— BEGIN Provided records —

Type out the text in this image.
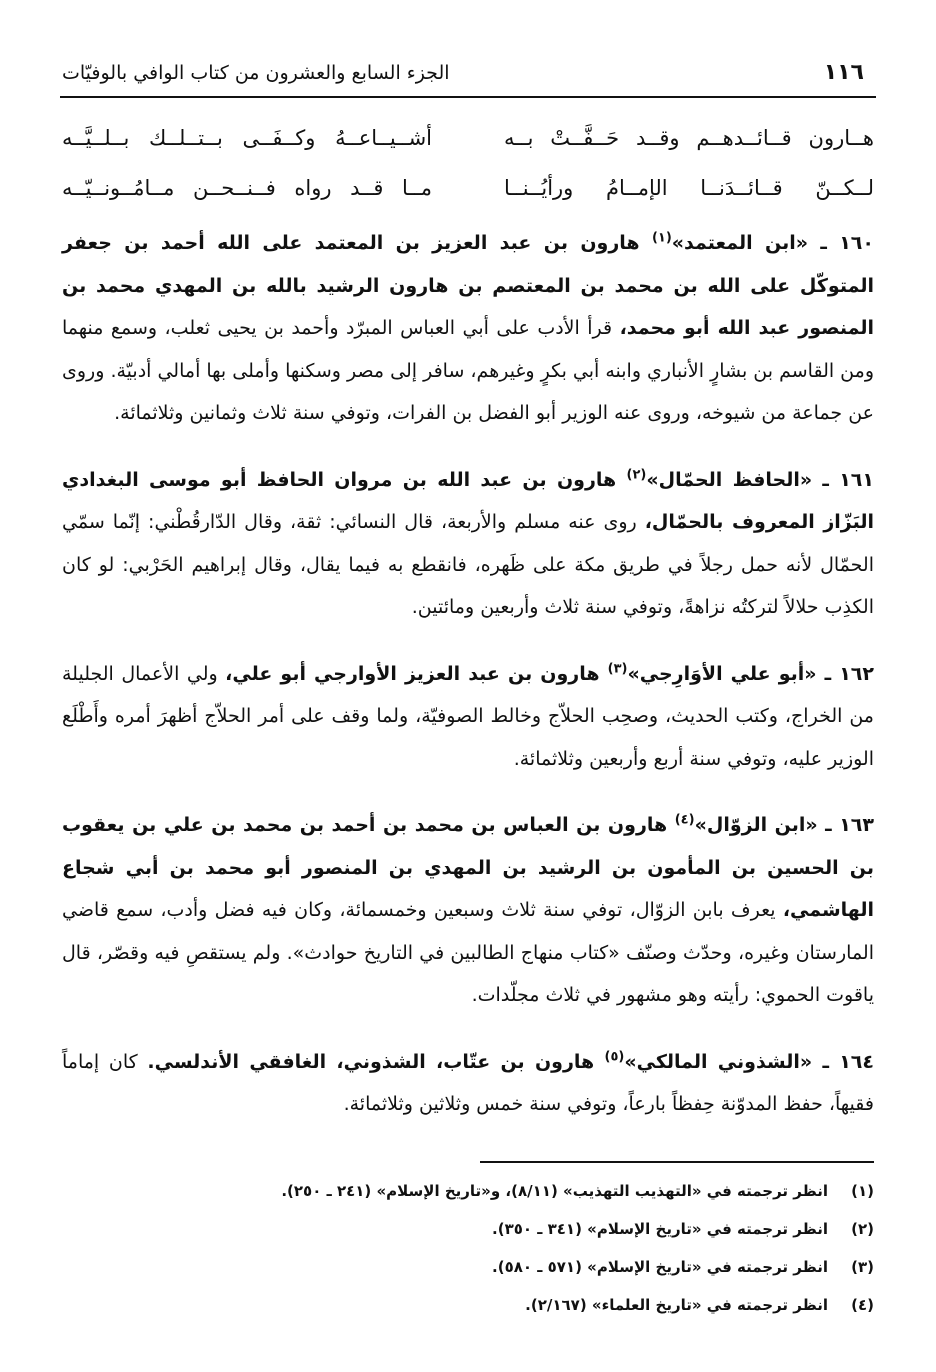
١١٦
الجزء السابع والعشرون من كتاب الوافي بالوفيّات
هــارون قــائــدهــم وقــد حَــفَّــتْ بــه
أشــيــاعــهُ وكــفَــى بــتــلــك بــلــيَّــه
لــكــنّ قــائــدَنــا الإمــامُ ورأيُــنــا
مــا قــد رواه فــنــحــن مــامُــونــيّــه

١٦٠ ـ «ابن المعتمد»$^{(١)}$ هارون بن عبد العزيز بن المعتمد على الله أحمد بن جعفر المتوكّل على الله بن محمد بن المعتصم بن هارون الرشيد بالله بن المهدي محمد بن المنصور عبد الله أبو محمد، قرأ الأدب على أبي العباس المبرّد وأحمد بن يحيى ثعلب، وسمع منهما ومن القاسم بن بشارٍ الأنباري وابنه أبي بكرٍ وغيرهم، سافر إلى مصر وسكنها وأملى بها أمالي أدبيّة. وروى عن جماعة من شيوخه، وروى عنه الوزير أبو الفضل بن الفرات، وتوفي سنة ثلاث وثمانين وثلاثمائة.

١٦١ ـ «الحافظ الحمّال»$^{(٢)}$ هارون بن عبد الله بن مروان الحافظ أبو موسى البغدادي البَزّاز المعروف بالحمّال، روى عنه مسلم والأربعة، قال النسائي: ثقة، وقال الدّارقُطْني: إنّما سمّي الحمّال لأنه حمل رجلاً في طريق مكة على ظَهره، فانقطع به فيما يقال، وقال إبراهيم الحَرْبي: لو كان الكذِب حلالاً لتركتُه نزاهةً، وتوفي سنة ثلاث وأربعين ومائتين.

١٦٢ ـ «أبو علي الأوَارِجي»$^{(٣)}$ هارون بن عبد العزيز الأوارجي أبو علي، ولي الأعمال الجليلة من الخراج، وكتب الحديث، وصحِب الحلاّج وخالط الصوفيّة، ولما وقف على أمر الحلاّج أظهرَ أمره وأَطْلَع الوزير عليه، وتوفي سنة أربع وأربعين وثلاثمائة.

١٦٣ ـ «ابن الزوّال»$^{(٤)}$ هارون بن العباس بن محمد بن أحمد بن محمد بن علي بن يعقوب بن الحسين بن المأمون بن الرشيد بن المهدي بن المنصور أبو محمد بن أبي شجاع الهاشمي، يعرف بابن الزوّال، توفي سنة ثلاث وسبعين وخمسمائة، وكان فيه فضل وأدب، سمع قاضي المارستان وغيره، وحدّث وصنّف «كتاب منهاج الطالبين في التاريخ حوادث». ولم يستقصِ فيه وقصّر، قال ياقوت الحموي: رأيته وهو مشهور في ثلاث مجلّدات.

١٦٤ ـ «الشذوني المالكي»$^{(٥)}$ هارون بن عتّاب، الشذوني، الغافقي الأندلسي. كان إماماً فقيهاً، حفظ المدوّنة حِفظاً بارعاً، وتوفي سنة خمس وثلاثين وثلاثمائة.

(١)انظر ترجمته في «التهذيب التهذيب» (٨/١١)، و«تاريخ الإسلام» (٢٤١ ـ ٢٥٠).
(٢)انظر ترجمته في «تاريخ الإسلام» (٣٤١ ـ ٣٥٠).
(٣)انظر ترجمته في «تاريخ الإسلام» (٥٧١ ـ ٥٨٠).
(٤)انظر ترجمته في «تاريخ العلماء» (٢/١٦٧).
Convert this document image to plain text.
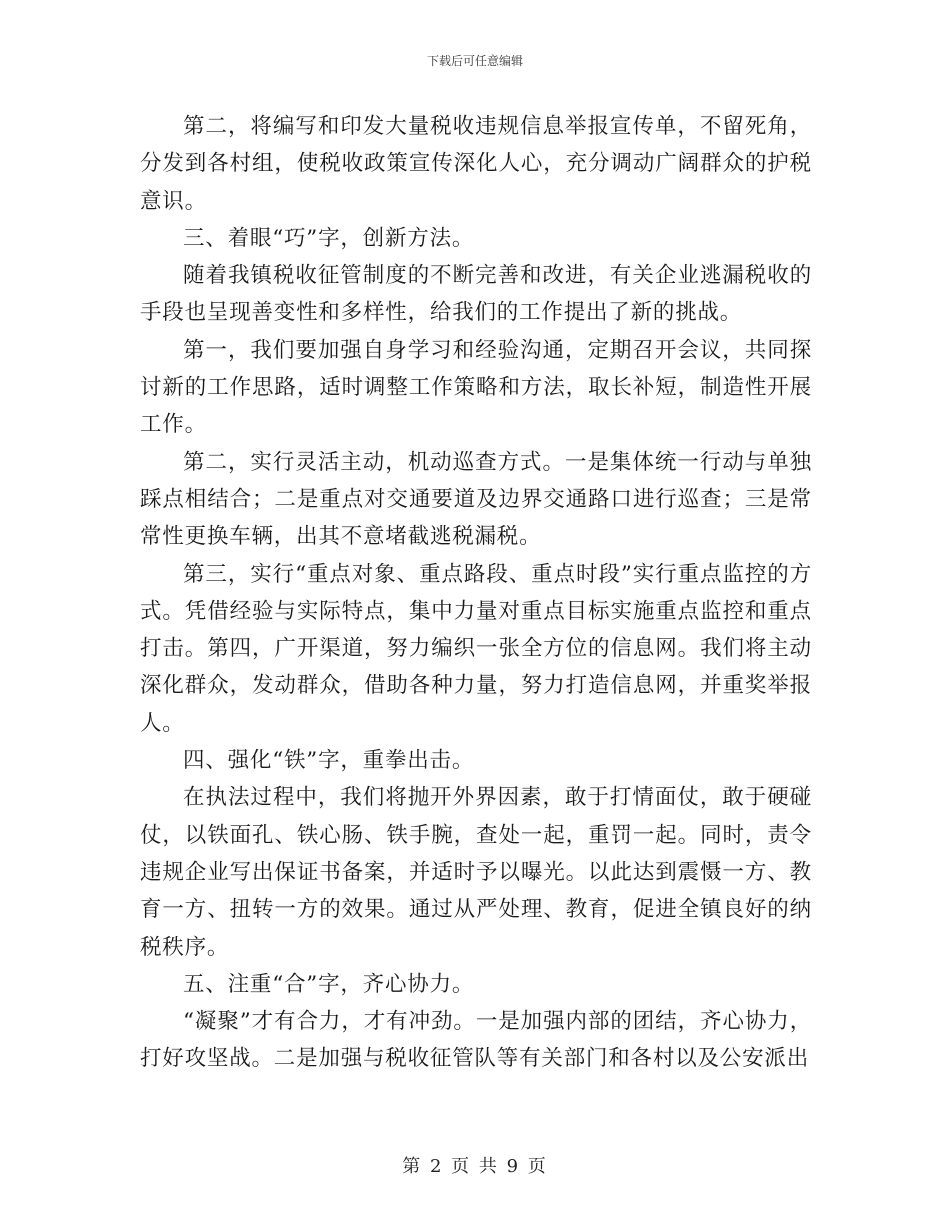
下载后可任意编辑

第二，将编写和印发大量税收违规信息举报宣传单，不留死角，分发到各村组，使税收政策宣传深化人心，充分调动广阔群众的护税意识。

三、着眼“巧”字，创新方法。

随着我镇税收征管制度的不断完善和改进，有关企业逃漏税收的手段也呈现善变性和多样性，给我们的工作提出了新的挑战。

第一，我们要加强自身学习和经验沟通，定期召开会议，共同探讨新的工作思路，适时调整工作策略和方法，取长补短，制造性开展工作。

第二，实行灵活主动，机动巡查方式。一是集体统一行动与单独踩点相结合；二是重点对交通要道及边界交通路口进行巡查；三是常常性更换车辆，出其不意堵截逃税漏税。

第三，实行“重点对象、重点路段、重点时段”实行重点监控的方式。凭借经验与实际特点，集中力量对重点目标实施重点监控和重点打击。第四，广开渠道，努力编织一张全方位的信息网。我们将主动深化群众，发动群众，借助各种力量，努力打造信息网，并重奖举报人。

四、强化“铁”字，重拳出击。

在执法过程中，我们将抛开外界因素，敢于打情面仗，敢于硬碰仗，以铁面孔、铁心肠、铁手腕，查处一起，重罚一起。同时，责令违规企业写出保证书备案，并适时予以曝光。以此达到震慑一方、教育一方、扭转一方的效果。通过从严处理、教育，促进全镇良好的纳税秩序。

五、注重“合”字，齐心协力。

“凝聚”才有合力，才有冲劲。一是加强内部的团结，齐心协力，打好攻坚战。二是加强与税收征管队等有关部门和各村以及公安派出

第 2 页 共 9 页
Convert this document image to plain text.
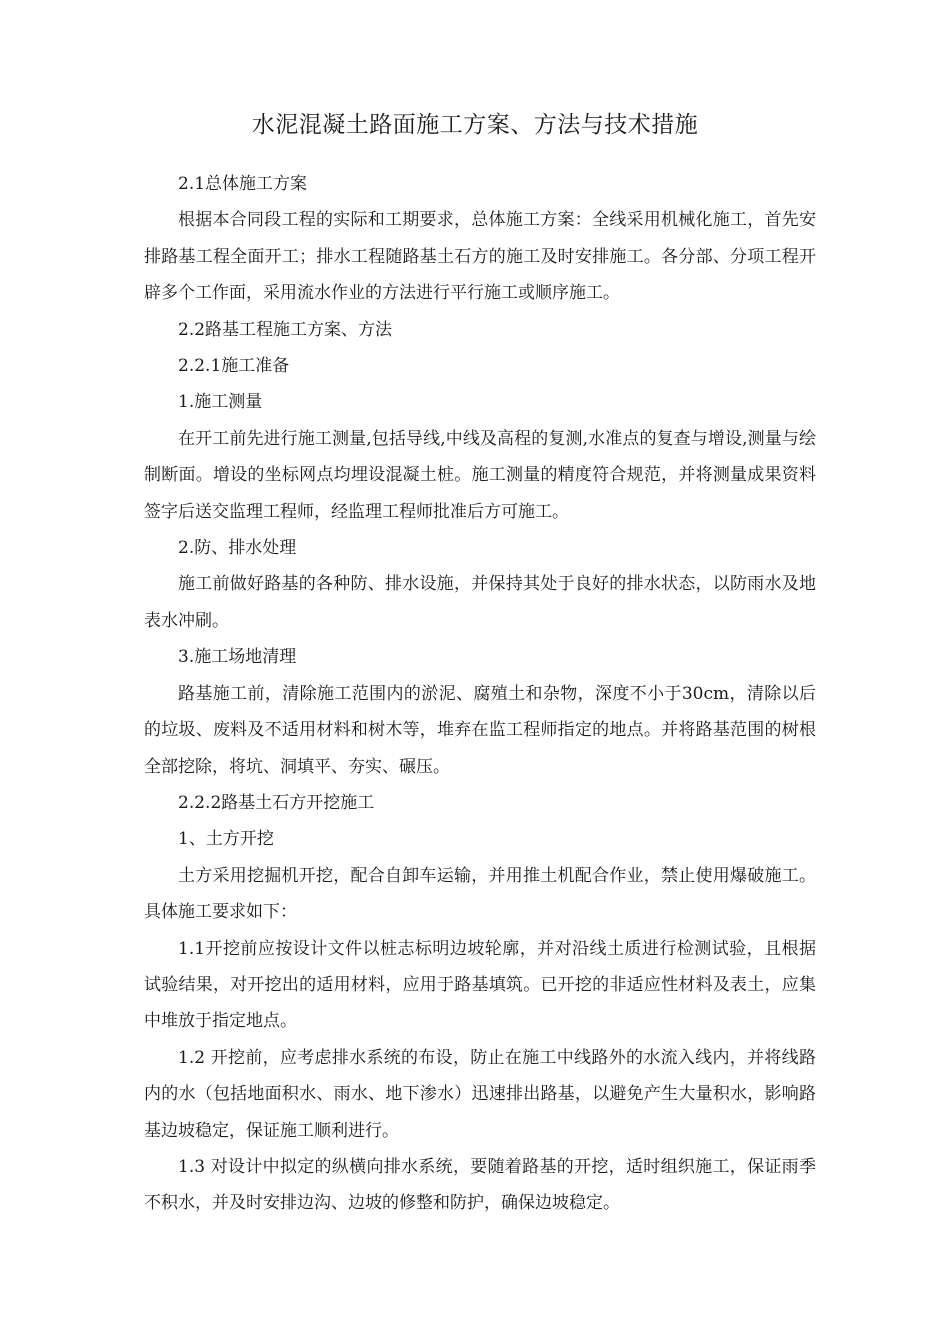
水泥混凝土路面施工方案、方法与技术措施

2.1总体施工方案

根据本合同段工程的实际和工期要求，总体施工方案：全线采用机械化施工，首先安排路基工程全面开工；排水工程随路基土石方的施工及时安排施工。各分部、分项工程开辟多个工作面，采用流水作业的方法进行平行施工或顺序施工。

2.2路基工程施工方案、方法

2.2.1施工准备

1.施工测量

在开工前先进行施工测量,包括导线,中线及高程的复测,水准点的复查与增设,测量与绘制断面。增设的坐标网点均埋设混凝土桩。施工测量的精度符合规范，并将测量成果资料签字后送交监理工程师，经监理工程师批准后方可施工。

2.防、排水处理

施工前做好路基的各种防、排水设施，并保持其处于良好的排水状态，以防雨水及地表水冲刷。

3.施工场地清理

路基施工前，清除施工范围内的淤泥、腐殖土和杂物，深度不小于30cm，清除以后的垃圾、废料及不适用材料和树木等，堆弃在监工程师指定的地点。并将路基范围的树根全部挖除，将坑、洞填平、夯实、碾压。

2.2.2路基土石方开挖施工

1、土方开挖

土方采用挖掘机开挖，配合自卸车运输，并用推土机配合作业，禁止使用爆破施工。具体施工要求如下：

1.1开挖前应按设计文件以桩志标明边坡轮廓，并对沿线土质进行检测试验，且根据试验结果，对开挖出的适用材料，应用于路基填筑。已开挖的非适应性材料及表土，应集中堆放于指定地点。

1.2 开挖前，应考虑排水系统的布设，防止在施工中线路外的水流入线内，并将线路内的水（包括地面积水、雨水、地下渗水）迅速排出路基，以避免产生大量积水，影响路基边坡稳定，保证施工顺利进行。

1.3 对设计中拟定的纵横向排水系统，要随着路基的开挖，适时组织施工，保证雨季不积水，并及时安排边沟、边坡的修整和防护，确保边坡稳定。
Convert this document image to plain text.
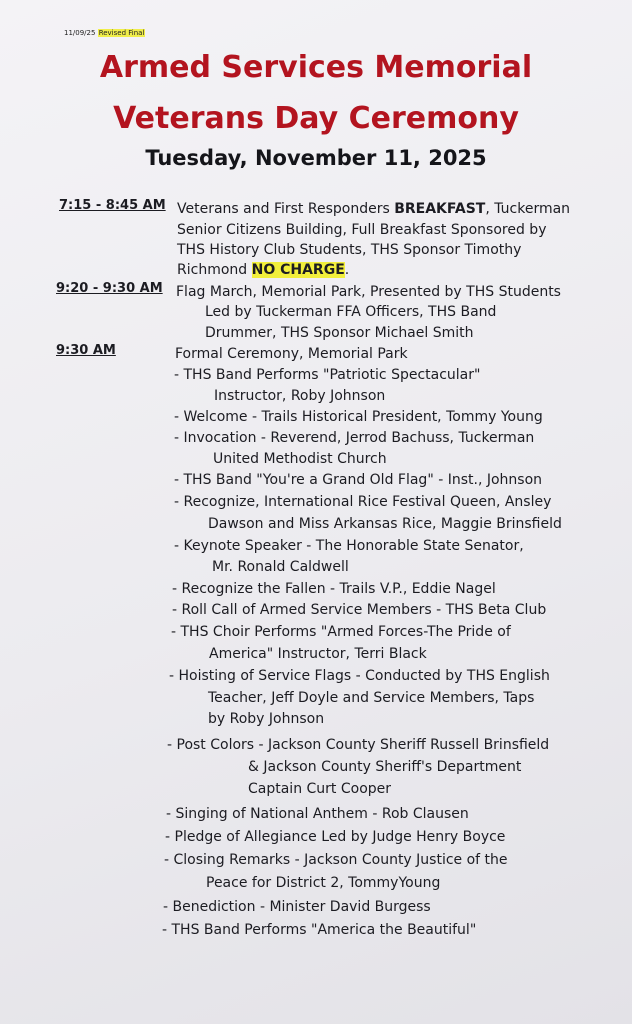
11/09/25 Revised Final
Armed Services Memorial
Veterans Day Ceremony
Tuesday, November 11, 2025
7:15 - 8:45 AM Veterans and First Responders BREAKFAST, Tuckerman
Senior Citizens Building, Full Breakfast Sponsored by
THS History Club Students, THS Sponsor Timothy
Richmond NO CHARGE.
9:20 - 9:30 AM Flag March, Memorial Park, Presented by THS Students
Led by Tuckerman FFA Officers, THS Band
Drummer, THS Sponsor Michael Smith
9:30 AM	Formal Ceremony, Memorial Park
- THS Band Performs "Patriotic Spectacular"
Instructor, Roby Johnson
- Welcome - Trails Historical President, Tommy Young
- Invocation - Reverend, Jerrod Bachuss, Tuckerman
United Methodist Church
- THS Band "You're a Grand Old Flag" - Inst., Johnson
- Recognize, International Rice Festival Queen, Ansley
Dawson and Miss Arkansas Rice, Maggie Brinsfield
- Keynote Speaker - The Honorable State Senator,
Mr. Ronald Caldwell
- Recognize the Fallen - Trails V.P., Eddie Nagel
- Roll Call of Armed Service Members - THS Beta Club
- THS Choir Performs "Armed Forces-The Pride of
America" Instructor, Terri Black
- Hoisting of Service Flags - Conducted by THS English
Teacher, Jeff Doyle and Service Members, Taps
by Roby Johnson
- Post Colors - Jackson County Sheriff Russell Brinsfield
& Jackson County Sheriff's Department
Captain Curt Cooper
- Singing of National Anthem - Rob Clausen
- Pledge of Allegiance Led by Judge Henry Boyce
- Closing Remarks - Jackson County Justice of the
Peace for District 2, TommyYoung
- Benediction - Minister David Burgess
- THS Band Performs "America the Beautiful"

— END Provided records —

(Exercise brief): Using the records above, copy each line that contains "Performs".

(Answer to this task):
- THS Band Performs "Patriotic Spectacular"
- THS Choir Performs "Armed Forces-The Pride of
- THS Band Performs "America the Beautiful"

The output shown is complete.